STATED EXERCISE
Your task is to reproduce the material exactly.

----------------

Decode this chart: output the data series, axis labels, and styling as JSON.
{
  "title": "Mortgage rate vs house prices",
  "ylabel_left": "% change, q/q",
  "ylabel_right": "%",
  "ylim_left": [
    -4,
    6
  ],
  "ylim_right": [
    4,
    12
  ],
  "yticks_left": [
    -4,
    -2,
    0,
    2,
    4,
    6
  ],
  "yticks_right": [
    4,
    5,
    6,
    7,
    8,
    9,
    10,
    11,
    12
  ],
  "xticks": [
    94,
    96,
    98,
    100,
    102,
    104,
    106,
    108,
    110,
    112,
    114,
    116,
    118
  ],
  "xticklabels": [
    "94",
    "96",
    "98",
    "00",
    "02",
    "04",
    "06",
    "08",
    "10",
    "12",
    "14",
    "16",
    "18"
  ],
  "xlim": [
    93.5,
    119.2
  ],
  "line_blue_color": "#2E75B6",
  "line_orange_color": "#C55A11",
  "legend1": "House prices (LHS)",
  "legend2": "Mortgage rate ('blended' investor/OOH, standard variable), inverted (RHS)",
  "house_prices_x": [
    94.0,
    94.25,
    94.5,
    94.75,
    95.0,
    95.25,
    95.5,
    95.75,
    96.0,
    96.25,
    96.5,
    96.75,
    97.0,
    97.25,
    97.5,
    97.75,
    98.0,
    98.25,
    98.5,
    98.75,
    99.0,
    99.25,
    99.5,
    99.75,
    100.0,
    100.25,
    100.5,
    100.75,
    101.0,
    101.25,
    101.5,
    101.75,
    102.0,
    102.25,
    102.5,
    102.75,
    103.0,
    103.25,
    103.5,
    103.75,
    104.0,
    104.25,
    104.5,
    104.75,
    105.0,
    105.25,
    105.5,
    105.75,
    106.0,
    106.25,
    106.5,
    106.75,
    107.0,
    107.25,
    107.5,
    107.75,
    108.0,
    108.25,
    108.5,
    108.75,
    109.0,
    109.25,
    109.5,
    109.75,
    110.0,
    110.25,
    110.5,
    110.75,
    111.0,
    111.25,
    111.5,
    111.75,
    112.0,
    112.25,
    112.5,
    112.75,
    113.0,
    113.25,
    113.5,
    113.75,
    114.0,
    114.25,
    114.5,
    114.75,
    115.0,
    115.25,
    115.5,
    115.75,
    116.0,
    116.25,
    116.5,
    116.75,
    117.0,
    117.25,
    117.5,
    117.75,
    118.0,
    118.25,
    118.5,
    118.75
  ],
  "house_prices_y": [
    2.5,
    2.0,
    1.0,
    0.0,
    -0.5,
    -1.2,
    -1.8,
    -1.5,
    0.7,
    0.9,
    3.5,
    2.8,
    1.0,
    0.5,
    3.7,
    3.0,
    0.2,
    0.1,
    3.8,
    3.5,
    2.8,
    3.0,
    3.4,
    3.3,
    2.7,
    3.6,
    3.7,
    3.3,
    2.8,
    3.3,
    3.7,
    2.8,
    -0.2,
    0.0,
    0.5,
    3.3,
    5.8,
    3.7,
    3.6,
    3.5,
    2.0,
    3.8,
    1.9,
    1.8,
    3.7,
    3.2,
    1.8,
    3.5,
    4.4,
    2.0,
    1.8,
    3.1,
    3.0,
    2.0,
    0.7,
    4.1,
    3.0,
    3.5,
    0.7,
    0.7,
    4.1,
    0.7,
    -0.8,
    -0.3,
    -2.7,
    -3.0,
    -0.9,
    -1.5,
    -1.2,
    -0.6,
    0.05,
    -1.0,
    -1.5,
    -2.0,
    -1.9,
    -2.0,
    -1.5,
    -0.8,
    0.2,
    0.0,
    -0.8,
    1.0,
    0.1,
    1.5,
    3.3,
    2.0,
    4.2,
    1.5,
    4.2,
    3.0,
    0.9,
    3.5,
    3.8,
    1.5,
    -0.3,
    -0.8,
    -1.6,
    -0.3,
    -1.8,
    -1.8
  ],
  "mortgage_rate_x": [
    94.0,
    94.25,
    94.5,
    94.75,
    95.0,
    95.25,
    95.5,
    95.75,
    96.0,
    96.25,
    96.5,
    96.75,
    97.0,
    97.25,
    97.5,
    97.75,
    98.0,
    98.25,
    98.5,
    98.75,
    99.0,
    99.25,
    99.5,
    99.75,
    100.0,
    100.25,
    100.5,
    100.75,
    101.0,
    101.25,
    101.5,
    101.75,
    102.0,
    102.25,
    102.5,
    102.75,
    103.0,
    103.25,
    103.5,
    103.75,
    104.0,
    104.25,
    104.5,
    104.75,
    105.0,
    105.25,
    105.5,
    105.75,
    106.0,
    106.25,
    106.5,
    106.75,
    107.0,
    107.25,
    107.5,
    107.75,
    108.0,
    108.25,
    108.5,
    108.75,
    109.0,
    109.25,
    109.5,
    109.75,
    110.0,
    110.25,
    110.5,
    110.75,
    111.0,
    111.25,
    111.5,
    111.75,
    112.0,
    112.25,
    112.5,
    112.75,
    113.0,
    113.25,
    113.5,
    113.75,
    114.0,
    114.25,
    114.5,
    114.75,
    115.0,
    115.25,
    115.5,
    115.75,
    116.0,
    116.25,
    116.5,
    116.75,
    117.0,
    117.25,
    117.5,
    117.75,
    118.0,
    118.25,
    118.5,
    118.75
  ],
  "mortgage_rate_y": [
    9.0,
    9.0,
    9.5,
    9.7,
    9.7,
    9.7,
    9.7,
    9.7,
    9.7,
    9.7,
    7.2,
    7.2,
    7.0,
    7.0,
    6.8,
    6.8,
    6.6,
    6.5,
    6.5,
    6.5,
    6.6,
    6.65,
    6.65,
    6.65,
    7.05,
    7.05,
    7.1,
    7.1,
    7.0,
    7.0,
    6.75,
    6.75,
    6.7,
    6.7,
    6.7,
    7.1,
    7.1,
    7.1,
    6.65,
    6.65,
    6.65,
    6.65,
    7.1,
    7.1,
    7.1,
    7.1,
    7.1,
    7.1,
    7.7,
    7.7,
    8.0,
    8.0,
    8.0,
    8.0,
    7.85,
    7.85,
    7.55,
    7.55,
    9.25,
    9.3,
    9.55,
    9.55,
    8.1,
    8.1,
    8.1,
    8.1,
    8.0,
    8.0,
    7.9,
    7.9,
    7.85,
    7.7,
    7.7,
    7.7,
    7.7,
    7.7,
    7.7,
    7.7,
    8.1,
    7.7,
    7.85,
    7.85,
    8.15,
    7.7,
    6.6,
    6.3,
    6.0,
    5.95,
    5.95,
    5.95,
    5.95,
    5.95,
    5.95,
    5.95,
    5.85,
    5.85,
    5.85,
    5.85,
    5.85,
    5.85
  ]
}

----------------

WRITTEN RESPONSE
Decode this chart: output the data series, axis labels, and styling as JSON.
{
  "title": "Mortgage rate vs house prices",
  "ylabel_left": "% change, q/q",
  "ylabel_right": "%",
  "ylim_left": [
    -4,
    6
  ],
  "ylim_right": [
    4,
    12
  ],
  "yticks_left": [
    -4,
    -2,
    0,
    2,
    4,
    6
  ],
  "yticks_right": [
    4,
    5,
    6,
    7,
    8,
    9,
    10,
    11,
    12
  ],
  "xticks": [
    94,
    96,
    98,
    100,
    102,
    104,
    106,
    108,
    110,
    112,
    114,
    116,
    118
  ],
  "xticklabels": [
    "94",
    "96",
    "98",
    "00",
    "02",
    "04",
    "06",
    "08",
    "10",
    "12",
    "14",
    "16",
    "18"
  ],
  "xlim": [
    93.5,
    119.2
  ],
  "line_blue_color": "#2E75B6",
  "line_orange_color": "#C55A11",
  "legend1": "House prices (LHS)",
  "legend2": "Mortgage rate ('blended' investor/OOH, standard variable), inverted (RHS)",
  "house_prices_x": [
    94.0,
    94.25,
    94.5,
    94.75,
    95.0,
    95.25,
    95.5,
    95.75,
    96.0,
    96.25,
    96.5,
    96.75,
    97.0,
    97.25,
    97.5,
    97.75,
    98.0,
    98.25,
    98.5,
    98.75,
    99.0,
    99.25,
    99.5,
    99.75,
    100.0,
    100.25,
    100.5,
    100.75,
    101.0,
    101.25,
    101.5,
    101.75,
    102.0,
    102.25,
    102.5,
    102.75,
    103.0,
    103.25,
    103.5,
    103.75,
    104.0,
    104.25,
    104.5,
    104.75,
    105.0,
    105.25,
    105.5,
    105.75,
    106.0,
    106.25,
    106.5,
    106.75,
    107.0,
    107.25,
    107.5,
    107.75,
    108.0,
    108.25,
    108.5,
    108.75,
    109.0,
    109.25,
    109.5,
    109.75,
    110.0,
    110.25,
    110.5,
    110.75,
    111.0,
    111.25,
    111.5,
    111.75,
    112.0,
    112.25,
    112.5,
    112.75,
    113.0,
    113.25,
    113.5,
    113.75,
    114.0,
    114.25,
    114.5,
    114.75,
    115.0,
    115.25,
    115.5,
    115.75,
    116.0,
    116.25,
    116.5,
    116.75,
    117.0,
    117.25,
    117.5,
    117.75,
    118.0,
    118.25,
    118.5,
    118.75
  ],
  "house_prices_y": [
    2.5,
    2.0,
    1.0,
    0.0,
    -0.5,
    -1.2,
    -1.8,
    -1.5,
    0.7,
    0.9,
    3.5,
    2.8,
    1.0,
    0.5,
    3.7,
    3.0,
    0.2,
    0.1,
    3.8,
    3.5,
    2.8,
    3.0,
    3.4,
    3.3,
    2.7,
    3.6,
    3.7,
    3.3,
    2.8,
    3.3,
    3.7,
    2.8,
    -0.2,
    0.0,
    0.5,
    3.3,
    5.8,
    3.7,
    3.6,
    3.5,
    2.0,
    3.8,
    1.9,
    1.8,
    3.7,
    3.2,
    1.8,
    3.5,
    4.4,
    2.0,
    1.8,
    3.1,
    3.0,
    2.0,
    0.7,
    4.1,
    3.0,
    3.5,
    0.7,
    0.7,
    4.1,
    0.7,
    -0.8,
    -0.3,
    -2.7,
    -3.0,
    -0.9,
    -1.5,
    -1.2,
    -0.6,
    0.05,
    -1.0,
    -1.5,
    -2.0,
    -1.9,
    -2.0,
    -1.5,
    -0.8,
    0.2,
    0.0,
    -0.8,
    1.0,
    0.1,
    1.5,
    3.3,
    2.0,
    4.2,
    1.5,
    4.2,
    3.0,
    0.9,
    3.5,
    3.8,
    1.5,
    -0.3,
    -0.8,
    -1.6,
    -0.3,
    -1.8,
    -1.8
  ],
  "mortgage_rate_x": [
    94.0,
    94.25,
    94.5,
    94.75,
    95.0,
    95.25,
    95.5,
    95.75,
    96.0,
    96.25,
    96.5,
    96.75,
    97.0,
    97.25,
    97.5,
    97.75,
    98.0,
    98.25,
    98.5,
    98.75,
    99.0,
    99.25,
    99.5,
    99.75,
    100.0,
    100.25,
    100.5,
    100.75,
    101.0,
    101.25,
    101.5,
    101.75,
    102.0,
    102.25,
    102.5,
    102.75,
    103.0,
    103.25,
    103.5,
    103.75,
    104.0,
    104.25,
    104.5,
    104.75,
    105.0,
    105.25,
    105.5,
    105.75,
    106.0,
    106.25,
    106.5,
    106.75,
    107.0,
    107.25,
    107.5,
    107.75,
    108.0,
    108.25,
    108.5,
    108.75,
    109.0,
    109.25,
    109.5,
    109.75,
    110.0,
    110.25,
    110.5,
    110.75,
    111.0,
    111.25,
    111.5,
    111.75,
    112.0,
    112.25,
    112.5,
    112.75,
    113.0,
    113.25,
    113.5,
    113.75,
    114.0,
    114.25,
    114.5,
    114.75,
    115.0,
    115.25,
    115.5,
    115.75,
    116.0,
    116.25,
    116.5,
    116.75,
    117.0,
    117.25,
    117.5,
    117.75,
    118.0,
    118.25,
    118.5,
    118.75
  ],
  "mortgage_rate_y": [
    9.0,
    9.0,
    9.5,
    9.7,
    9.7,
    9.7,
    9.7,
    9.7,
    9.7,
    9.7,
    7.2,
    7.2,
    7.0,
    7.0,
    6.8,
    6.8,
    6.6,
    6.5,
    6.5,
    6.5,
    6.6,
    6.65,
    6.65,
    6.65,
    7.05,
    7.05,
    7.1,
    7.1,
    7.0,
    7.0,
    6.75,
    6.75,
    6.7,
    6.7,
    6.7,
    7.1,
    7.1,
    7.1,
    6.65,
    6.65,
    6.65,
    6.65,
    7.1,
    7.1,
    7.1,
    7.1,
    7.1,
    7.1,
    7.7,
    7.7,
    8.0,
    8.0,
    8.0,
    8.0,
    7.85,
    7.85,
    7.55,
    7.55,
    9.25,
    9.3,
    9.55,
    9.55,
    8.1,
    8.1,
    8.1,
    8.1,
    8.0,
    8.0,
    7.9,
    7.9,
    7.85,
    7.7,
    7.7,
    7.7,
    7.7,
    7.7,
    7.7,
    7.7,
    8.1,
    7.7,
    7.85,
    7.85,
    8.15,
    7.7,
    6.6,
    6.3,
    6.0,
    5.95,
    5.95,
    5.95,
    5.95,
    5.95,
    5.95,
    5.95,
    5.85,
    5.85,
    5.85,
    5.85,
    5.85,
    5.85
  ]
}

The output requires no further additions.